┌──

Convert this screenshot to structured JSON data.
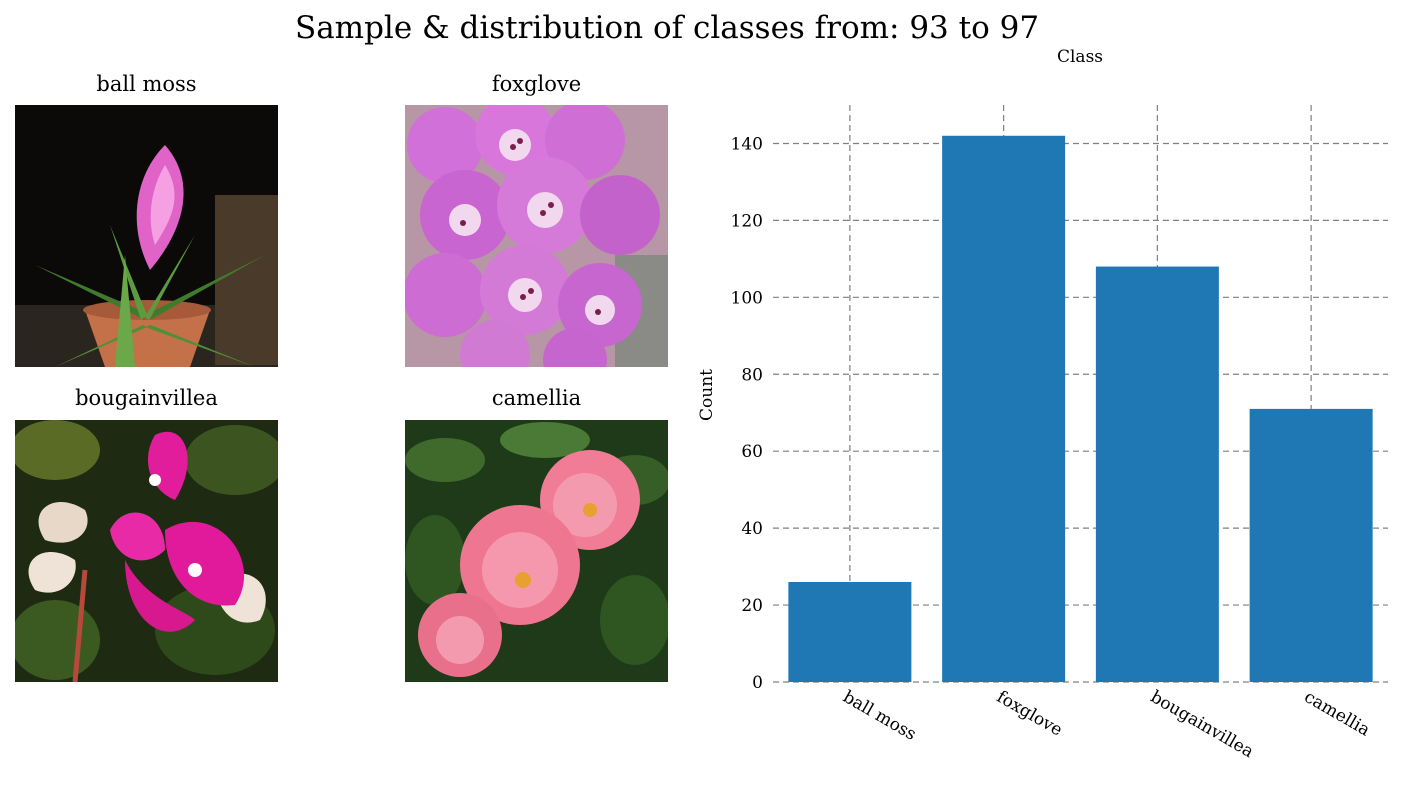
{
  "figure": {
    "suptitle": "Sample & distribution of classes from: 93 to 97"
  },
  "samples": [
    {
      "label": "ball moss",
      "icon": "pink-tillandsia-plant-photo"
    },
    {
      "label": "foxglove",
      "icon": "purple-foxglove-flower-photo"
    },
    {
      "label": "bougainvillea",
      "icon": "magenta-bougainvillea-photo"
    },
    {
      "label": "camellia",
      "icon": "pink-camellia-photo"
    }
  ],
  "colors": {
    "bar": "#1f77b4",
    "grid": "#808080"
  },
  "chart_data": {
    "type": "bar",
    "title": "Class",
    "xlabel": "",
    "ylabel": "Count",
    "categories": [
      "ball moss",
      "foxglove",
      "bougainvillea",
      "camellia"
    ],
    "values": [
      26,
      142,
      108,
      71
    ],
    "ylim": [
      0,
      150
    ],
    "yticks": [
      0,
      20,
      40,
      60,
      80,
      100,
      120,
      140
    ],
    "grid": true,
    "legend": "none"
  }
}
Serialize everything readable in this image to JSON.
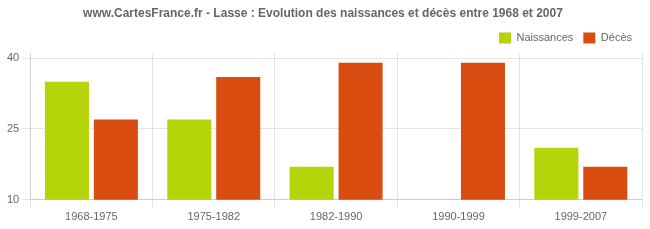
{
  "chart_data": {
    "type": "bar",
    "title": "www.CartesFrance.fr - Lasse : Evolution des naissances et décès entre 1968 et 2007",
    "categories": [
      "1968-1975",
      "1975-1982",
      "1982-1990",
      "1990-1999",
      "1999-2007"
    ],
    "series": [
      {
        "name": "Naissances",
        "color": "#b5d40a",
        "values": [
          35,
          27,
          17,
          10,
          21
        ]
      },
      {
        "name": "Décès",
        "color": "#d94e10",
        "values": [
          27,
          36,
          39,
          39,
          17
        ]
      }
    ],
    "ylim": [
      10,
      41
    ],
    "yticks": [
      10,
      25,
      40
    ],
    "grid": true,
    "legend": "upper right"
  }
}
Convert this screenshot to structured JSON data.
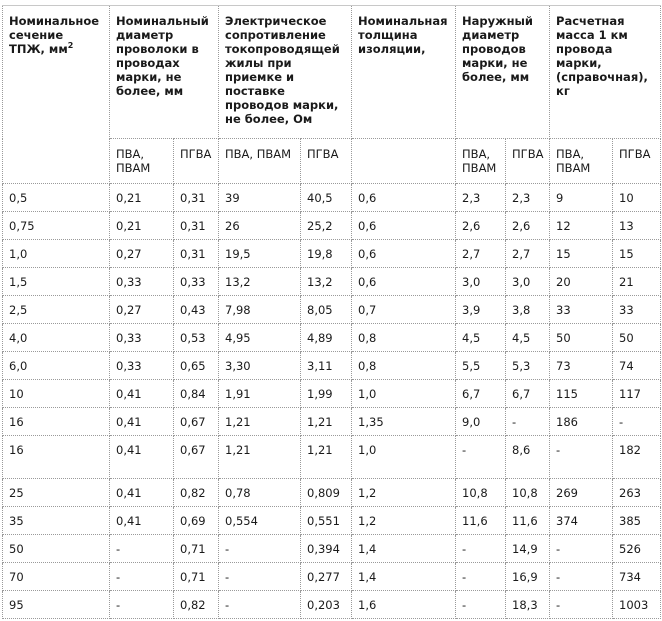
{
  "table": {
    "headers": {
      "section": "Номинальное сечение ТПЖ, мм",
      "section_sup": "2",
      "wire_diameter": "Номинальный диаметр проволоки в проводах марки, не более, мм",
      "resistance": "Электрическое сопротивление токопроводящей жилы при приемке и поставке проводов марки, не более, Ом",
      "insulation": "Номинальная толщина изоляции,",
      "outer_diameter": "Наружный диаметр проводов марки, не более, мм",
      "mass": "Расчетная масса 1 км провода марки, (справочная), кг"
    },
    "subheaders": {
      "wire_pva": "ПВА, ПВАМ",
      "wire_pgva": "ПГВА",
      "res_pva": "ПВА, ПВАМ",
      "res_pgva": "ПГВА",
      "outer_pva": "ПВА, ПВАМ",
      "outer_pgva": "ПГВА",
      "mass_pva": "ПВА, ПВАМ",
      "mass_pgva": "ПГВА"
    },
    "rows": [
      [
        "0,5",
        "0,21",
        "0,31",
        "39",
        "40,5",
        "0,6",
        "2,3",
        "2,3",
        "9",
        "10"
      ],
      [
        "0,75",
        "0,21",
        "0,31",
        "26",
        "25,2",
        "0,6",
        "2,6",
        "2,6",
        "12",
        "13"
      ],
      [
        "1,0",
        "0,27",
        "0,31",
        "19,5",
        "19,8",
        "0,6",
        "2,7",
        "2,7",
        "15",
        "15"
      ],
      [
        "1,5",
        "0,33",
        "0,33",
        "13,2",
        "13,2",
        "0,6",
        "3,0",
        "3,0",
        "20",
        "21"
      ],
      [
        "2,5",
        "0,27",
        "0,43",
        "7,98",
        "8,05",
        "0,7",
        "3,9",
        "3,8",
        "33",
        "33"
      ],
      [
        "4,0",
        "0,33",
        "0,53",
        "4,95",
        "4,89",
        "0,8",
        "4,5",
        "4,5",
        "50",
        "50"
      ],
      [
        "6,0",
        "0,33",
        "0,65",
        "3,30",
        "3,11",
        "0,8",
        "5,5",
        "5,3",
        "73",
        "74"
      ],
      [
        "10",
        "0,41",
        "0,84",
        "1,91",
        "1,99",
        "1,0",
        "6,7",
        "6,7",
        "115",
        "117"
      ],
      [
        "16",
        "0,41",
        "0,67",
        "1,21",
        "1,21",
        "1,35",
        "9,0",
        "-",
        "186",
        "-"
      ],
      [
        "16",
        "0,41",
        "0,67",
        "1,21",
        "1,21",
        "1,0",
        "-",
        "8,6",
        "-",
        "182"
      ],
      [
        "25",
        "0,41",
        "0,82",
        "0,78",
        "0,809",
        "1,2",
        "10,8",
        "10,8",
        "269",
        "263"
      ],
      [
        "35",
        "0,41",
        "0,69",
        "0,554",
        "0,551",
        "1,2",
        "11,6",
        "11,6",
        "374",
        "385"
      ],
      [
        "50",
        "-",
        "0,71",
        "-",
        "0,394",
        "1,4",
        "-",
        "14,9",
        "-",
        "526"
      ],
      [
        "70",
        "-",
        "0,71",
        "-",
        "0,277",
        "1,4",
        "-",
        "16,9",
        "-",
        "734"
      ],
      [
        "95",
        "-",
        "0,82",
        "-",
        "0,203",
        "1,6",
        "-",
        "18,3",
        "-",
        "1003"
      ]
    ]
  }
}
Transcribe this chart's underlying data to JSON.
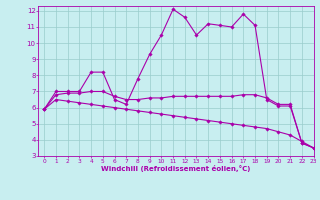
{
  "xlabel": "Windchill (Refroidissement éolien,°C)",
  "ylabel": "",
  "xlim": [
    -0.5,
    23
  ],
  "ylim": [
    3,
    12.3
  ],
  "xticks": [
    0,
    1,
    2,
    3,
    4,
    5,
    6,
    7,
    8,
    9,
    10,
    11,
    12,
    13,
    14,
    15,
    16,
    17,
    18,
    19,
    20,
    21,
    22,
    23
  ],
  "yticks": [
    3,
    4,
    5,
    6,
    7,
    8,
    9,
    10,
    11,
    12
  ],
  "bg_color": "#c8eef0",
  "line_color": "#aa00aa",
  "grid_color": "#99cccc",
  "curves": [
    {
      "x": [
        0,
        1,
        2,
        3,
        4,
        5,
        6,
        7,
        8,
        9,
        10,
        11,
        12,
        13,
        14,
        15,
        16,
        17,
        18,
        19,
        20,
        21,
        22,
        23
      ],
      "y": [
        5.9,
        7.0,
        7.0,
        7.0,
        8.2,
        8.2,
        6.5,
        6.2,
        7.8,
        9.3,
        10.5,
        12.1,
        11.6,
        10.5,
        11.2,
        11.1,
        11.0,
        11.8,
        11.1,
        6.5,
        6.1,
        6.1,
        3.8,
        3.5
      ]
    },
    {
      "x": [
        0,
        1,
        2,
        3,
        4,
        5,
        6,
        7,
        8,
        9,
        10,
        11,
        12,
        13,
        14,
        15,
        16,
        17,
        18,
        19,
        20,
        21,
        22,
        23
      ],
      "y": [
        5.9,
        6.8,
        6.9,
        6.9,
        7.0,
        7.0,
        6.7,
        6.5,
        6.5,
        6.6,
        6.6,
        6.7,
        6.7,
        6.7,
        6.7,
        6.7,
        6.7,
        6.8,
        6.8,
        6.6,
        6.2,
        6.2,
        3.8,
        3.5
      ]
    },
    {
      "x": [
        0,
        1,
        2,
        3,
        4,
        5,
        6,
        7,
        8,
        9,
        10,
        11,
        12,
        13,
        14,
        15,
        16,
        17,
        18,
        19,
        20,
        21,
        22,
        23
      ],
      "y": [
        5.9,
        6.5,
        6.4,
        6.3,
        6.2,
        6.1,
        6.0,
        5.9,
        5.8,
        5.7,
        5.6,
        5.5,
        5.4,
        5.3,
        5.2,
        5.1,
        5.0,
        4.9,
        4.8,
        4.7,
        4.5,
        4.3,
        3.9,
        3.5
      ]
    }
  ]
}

└──

§ Directions for this task
Without the pictures, print the records in full, exactly as they appear.

§ Expected answer
Convert this screenshot to structured JSON data.
{
  "figure": {
    "suptitle": "Sample & distribution of classes from: 93 to 97"
  },
  "samples": [
    {
      "label": "ball moss",
      "icon": "pink-tillandsia-plant-photo"
    },
    {
      "label": "foxglove",
      "icon": "purple-foxglove-flower-photo"
    },
    {
      "label": "bougainvillea",
      "icon": "magenta-bougainvillea-photo"
    },
    {
      "label": "camellia",
      "icon": "pink-camellia-photo"
    }
  ],
  "colors": {
    "bar": "#1f77b4",
    "grid": "#808080"
  },
  "chart_data": {
    "type": "bar",
    "title": "Class",
    "xlabel": "",
    "ylabel": "Count",
    "categories": [
      "ball moss",
      "foxglove",
      "bougainvillea",
      "camellia"
    ],
    "values": [
      26,
      142,
      108,
      71
    ],
    "ylim": [
      0,
      150
    ],
    "yticks": [
      0,
      20,
      40,
      60,
      80,
      100,
      120,
      140
    ],
    "grid": true,
    "legend": "none"
  }
}
Serialize everything readable in this image to JSON.
{
  "chart_data": {
    "type": "bar",
    "title": "www.CartesFrance.fr - Lasse : Evolution des naissances et décès entre 1968 et 2007",
    "categories": [
      "1968-1975",
      "1975-1982",
      "1982-1990",
      "1990-1999",
      "1999-2007"
    ],
    "series": [
      {
        "name": "Naissances",
        "color": "#b5d40a",
        "values": [
          35,
          27,
          17,
          10,
          21
        ]
      },
      {
        "name": "Décès",
        "color": "#d94e10",
        "values": [
          27,
          36,
          39,
          39,
          17
        ]
      }
    ],
    "ylim": [
      10,
      41
    ],
    "yticks": [
      10,
      25,
      40
    ],
    "grid": true,
    "legend": "upper right"
  }
}
Convert this screenshot to structured JSON data.
{
  "table": {
    "headers": {
      "section": "Номинальное сечение ТПЖ, мм",
      "section_sup": "2",
      "wire_diameter": "Номинальный диаметр проволоки в проводах марки, не более, мм",
      "resistance": "Электрическое сопротивление токопроводящей жилы при приемке и поставке проводов марки, не более, Ом",
      "insulation": "Номинальная толщина изоляции,",
      "outer_diameter": "Наружный диаметр проводов марки, не более, мм",
      "mass": "Расчетная масса 1 км провода марки, (справочная), кг"
    },
    "subheaders": {
      "wire_pva": "ПВА, ПВАМ",
      "wire_pgva": "ПГВА",
      "res_pva": "ПВА, ПВАМ",
      "res_pgva": "ПГВА",
      "outer_pva": "ПВА, ПВАМ",
      "outer_pgva": "ПГВА",
      "mass_pva": "ПВА, ПВАМ",
      "mass_pgva": "ПГВА"
    },
    "rows": [
      [
        "0,5",
        "0,21",
        "0,31",
        "39",
        "40,5",
        "0,6",
        "2,3",
        "2,3",
        "9",
        "10"
      ],
      [
        "0,75",
        "0,21",
        "0,31",
        "26",
        "25,2",
        "0,6",
        "2,6",
        "2,6",
        "12",
        "13"
      ],
      [
        "1,0",
        "0,27",
        "0,31",
        "19,5",
        "19,8",
        "0,6",
        "2,7",
        "2,7",
        "15",
        "15"
      ],
      [
        "1,5",
        "0,33",
        "0,33",
        "13,2",
        "13,2",
        "0,6",
        "3,0",
        "3,0",
        "20",
        "21"
      ],
      [
        "2,5",
        "0,27",
        "0,43",
        "7,98",
        "8,05",
        "0,7",
        "3,9",
        "3,8",
        "33",
        "33"
      ],
      [
        "4,0",
        "0,33",
        "0,53",
        "4,95",
        "4,89",
        "0,8",
        "4,5",
        "4,5",
        "50",
        "50"
      ],
      [
        "6,0",
        "0,33",
        "0,65",
        "3,30",
        "3,11",
        "0,8",
        "5,5",
        "5,3",
        "73",
        "74"
      ],
      [
        "10",
        "0,41",
        "0,84",
        "1,91",
        "1,99",
        "1,0",
        "6,7",
        "6,7",
        "115",
        "117"
      ],
      [
        "16",
        "0,41",
        "0,67",
        "1,21",
        "1,21",
        "1,35",
        "9,0",
        "-",
        "186",
        "-"
      ],
      [
        "16",
        "0,41",
        "0,67",
        "1,21",
        "1,21",
        "1,0",
        "-",
        "8,6",
        "-",
        "182"
      ],
      [
        "25",
        "0,41",
        "0,82",
        "0,78",
        "0,809",
        "1,2",
        "10,8",
        "10,8",
        "269",
        "263"
      ],
      [
        "35",
        "0,41",
        "0,69",
        "0,554",
        "0,551",
        "1,2",
        "11,6",
        "11,6",
        "374",
        "385"
      ],
      [
        "50",
        "-",
        "0,71",
        "-",
        "0,394",
        "1,4",
        "-",
        "14,9",
        "-",
        "526"
      ],
      [
        "70",
        "-",
        "0,71",
        "-",
        "0,277",
        "1,4",
        "-",
        "16,9",
        "-",
        "734"
      ],
      [
        "95",
        "-",
        "0,82",
        "-",
        "0,203",
        "1,6",
        "-",
        "18,3",
        "-",
        "1003"
      ]
    ]
  }
}
Transcribe this chart's underlying data to JSON.
{
  "xlabel": "Windchill (Refroidissement éolien,°C)",
  "ylabel": "",
  "xlim": [
    -0.5,
    23
  ],
  "ylim": [
    3,
    12.3
  ],
  "xticks": [
    0,
    1,
    2,
    3,
    4,
    5,
    6,
    7,
    8,
    9,
    10,
    11,
    12,
    13,
    14,
    15,
    16,
    17,
    18,
    19,
    20,
    21,
    22,
    23
  ],
  "yticks": [
    3,
    4,
    5,
    6,
    7,
    8,
    9,
    10,
    11,
    12
  ],
  "bg_color": "#c8eef0",
  "line_color": "#aa00aa",
  "grid_color": "#99cccc",
  "curves": [
    {
      "x": [
        0,
        1,
        2,
        3,
        4,
        5,
        6,
        7,
        8,
        9,
        10,
        11,
        12,
        13,
        14,
        15,
        16,
        17,
        18,
        19,
        20,
        21,
        22,
        23
      ],
      "y": [
        5.9,
        7.0,
        7.0,
        7.0,
        8.2,
        8.2,
        6.5,
        6.2,
        7.8,
        9.3,
        10.5,
        12.1,
        11.6,
        10.5,
        11.2,
        11.1,
        11.0,
        11.8,
        11.1,
        6.5,
        6.1,
        6.1,
        3.8,
        3.5
      ]
    },
    {
      "x": [
        0,
        1,
        2,
        3,
        4,
        5,
        6,
        7,
        8,
        9,
        10,
        11,
        12,
        13,
        14,
        15,
        16,
        17,
        18,
        19,
        20,
        21,
        22,
        23
      ],
      "y": [
        5.9,
        6.8,
        6.9,
        6.9,
        7.0,
        7.0,
        6.7,
        6.5,
        6.5,
        6.6,
        6.6,
        6.7,
        6.7,
        6.7,
        6.7,
        6.7,
        6.7,
        6.8,
        6.8,
        6.6,
        6.2,
        6.2,
        3.8,
        3.5
      ]
    },
    {
      "x": [
        0,
        1,
        2,
        3,
        4,
        5,
        6,
        7,
        8,
        9,
        10,
        11,
        12,
        13,
        14,
        15,
        16,
        17,
        18,
        19,
        20,
        21,
        22,
        23
      ],
      "y": [
        5.9,
        6.5,
        6.4,
        6.3,
        6.2,
        6.1,
        6.0,
        5.9,
        5.8,
        5.7,
        5.6,
        5.5,
        5.4,
        5.3,
        5.2,
        5.1,
        5.0,
        4.9,
        4.8,
        4.7,
        4.5,
        4.3,
        3.9,
        3.5
      ]
    }
  ]
}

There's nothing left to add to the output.